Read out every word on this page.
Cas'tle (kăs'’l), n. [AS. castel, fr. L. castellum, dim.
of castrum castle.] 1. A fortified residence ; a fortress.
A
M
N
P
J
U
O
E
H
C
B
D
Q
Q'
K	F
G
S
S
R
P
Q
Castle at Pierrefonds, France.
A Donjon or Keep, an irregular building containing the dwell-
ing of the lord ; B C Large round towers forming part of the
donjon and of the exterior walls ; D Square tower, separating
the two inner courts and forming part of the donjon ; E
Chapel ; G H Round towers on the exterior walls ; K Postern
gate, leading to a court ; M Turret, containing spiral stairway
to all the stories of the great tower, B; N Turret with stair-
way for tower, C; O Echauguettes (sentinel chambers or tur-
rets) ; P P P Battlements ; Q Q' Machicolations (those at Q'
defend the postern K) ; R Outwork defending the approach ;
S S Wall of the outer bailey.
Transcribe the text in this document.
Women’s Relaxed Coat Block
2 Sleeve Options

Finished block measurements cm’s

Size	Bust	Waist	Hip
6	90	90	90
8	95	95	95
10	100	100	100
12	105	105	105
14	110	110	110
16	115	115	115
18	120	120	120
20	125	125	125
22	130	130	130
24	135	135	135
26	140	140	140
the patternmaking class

################

§ **Exercise prompt**: From the line with "Transcribe the text in this document." to the last line of the material, give every line again exactly, and only those lines.

§ **Complete response**:
Transcribe the text in this document.
Women’s Relaxed Coat Block
2 Sleeve Options

Finished block measurements cm’s

Size	Bust	Waist	Hip
6	90	90	90
8	95	95	95
10	100	100	100
12	105	105	105
14	110	110	110
16	115	115	115
18	120	120	120
20	125	125	125
22	130	130	130
24	135	135	135
26	140	140	140
the patternmaking class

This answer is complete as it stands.